Written task » Below are records; transcribe only the line with "Decode this image" and those after it, through the last line, without any change.

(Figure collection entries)
——
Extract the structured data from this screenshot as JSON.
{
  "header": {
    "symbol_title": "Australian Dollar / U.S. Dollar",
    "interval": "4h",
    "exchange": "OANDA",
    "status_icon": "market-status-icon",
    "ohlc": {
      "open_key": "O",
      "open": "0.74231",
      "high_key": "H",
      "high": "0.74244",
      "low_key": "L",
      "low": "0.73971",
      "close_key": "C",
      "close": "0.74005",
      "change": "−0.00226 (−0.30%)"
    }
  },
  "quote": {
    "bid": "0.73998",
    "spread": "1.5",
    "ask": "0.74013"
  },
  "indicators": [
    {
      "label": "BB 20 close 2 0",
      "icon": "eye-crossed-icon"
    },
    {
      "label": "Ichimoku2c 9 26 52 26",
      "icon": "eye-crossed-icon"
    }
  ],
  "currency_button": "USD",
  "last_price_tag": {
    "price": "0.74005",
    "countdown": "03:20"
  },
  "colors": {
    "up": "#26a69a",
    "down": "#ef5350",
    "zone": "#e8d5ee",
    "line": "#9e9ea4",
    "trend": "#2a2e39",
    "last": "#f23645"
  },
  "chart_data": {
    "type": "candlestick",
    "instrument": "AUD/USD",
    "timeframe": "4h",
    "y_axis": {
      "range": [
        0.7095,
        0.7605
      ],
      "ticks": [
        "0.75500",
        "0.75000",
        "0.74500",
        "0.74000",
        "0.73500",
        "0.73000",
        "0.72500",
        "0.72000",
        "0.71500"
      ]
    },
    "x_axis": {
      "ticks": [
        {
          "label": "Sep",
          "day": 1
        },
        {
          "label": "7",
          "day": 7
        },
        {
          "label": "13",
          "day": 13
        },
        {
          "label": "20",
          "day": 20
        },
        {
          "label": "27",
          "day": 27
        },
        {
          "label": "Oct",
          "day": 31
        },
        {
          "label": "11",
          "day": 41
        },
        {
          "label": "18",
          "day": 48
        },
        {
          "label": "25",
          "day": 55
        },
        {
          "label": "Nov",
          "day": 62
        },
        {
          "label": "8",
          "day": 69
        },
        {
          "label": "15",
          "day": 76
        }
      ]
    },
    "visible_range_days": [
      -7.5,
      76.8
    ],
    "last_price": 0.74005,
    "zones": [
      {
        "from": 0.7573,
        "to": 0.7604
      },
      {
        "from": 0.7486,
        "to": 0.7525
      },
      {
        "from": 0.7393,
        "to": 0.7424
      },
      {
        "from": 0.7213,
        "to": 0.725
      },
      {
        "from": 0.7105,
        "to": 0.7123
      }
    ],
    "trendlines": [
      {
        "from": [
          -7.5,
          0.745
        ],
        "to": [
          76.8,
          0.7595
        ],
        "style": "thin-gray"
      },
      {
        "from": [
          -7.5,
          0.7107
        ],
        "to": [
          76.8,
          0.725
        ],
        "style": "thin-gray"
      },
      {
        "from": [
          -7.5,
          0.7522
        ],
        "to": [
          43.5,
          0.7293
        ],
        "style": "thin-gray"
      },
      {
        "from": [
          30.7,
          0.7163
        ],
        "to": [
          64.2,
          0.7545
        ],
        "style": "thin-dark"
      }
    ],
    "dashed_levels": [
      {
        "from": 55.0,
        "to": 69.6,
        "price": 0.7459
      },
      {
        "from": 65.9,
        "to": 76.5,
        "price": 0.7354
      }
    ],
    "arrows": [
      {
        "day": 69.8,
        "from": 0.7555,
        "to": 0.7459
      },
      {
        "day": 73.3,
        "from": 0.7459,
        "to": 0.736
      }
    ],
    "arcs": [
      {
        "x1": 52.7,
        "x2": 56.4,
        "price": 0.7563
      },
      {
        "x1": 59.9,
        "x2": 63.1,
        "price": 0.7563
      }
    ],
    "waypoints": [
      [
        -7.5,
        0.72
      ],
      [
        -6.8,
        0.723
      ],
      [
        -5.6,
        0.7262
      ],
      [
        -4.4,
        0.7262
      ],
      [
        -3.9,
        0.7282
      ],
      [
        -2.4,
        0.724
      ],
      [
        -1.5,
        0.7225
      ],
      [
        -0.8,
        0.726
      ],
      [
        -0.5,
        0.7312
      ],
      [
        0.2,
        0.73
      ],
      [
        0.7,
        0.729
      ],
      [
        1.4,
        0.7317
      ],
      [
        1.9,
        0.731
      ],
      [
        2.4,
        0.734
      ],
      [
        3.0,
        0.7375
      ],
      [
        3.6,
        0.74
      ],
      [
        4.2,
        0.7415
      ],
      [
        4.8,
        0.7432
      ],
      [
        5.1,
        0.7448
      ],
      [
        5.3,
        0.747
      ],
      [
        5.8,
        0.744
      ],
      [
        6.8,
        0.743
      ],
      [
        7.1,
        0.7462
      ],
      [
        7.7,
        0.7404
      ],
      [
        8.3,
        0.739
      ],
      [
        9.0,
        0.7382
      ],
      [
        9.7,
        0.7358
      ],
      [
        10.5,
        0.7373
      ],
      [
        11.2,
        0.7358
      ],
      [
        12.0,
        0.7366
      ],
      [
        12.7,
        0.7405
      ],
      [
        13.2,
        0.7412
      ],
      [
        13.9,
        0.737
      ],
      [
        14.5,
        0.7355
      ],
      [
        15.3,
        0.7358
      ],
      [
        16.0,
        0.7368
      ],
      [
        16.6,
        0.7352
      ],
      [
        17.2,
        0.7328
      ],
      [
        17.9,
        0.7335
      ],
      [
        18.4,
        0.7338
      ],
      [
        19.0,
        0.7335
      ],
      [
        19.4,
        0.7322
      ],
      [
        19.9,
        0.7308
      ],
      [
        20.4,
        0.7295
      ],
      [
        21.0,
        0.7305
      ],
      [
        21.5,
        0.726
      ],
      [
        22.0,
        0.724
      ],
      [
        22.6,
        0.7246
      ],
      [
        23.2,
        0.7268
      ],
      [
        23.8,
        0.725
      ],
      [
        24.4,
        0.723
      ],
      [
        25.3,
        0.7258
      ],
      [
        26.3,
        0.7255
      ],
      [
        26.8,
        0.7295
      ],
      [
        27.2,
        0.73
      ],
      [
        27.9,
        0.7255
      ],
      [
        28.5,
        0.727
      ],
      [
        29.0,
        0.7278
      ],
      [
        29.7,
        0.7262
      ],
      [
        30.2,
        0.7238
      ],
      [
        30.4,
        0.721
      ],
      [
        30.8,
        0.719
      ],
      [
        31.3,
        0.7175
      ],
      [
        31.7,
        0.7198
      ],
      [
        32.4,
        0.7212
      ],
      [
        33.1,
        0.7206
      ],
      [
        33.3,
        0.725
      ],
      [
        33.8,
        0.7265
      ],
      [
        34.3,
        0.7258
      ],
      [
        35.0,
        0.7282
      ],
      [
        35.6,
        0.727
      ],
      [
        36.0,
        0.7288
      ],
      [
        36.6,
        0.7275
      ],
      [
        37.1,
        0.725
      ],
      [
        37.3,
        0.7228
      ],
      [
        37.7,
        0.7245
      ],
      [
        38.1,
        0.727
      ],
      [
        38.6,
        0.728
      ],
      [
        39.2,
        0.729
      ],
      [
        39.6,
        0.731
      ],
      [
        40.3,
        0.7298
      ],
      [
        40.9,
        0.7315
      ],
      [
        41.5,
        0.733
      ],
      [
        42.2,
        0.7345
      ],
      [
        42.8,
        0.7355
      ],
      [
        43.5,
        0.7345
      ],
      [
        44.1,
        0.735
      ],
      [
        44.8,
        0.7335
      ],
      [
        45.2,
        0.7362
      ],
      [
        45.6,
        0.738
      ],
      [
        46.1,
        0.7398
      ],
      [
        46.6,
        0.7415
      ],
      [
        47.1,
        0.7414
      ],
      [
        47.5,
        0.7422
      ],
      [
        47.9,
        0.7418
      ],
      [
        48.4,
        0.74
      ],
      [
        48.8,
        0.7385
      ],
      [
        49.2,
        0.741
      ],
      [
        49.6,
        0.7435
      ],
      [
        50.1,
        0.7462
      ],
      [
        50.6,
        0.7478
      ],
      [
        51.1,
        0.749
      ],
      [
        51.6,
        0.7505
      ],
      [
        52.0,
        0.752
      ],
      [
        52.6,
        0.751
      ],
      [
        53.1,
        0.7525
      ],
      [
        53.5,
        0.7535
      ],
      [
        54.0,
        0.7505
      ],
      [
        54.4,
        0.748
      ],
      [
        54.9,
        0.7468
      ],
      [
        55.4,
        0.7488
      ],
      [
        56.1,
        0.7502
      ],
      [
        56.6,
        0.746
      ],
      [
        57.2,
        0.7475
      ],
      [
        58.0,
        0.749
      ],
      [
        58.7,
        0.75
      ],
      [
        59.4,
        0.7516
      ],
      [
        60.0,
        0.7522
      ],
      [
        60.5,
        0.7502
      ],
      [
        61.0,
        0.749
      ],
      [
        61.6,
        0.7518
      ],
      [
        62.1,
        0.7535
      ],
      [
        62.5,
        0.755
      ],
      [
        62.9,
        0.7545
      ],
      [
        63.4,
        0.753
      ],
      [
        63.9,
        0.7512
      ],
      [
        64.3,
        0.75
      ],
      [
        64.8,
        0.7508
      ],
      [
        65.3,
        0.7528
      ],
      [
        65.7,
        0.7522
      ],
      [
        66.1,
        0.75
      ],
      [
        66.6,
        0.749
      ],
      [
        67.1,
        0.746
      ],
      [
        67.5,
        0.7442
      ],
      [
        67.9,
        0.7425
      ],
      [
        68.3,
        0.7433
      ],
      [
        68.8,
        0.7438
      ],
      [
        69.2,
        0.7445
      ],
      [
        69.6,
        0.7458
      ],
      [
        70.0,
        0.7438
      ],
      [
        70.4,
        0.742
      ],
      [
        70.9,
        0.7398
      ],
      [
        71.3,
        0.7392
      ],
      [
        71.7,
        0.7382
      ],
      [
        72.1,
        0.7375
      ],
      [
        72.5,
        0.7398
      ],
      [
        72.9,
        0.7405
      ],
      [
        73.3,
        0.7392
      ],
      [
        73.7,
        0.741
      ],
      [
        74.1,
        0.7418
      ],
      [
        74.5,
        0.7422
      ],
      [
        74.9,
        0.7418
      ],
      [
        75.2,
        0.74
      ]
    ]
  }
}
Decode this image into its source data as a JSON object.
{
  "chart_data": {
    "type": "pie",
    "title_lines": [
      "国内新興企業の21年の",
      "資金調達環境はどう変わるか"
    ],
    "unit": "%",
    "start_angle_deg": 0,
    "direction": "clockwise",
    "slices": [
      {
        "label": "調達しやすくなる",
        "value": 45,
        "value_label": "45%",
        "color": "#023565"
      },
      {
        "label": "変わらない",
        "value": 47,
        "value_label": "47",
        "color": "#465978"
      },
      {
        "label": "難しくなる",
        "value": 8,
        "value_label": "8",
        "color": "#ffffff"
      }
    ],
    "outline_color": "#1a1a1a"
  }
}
——
The response »
Decode this image into its source data as a JSON object.
{
  "chart_data": {
    "type": "pie",
    "title_lines": [
      "国内新興企業の21年の",
      "資金調達環境はどう変わるか"
    ],
    "unit": "%",
    "start_angle_deg": 0,
    "direction": "clockwise",
    "slices": [
      {
        "label": "調達しやすくなる",
        "value": 45,
        "value_label": "45%",
        "color": "#023565"
      },
      {
        "label": "変わらない",
        "value": 47,
        "value_label": "47",
        "color": "#465978"
      },
      {
        "label": "難しくなる",
        "value": 8,
        "value_label": "8",
        "color": "#ffffff"
      }
    ],
    "outline_color": "#1a1a1a"
  }
}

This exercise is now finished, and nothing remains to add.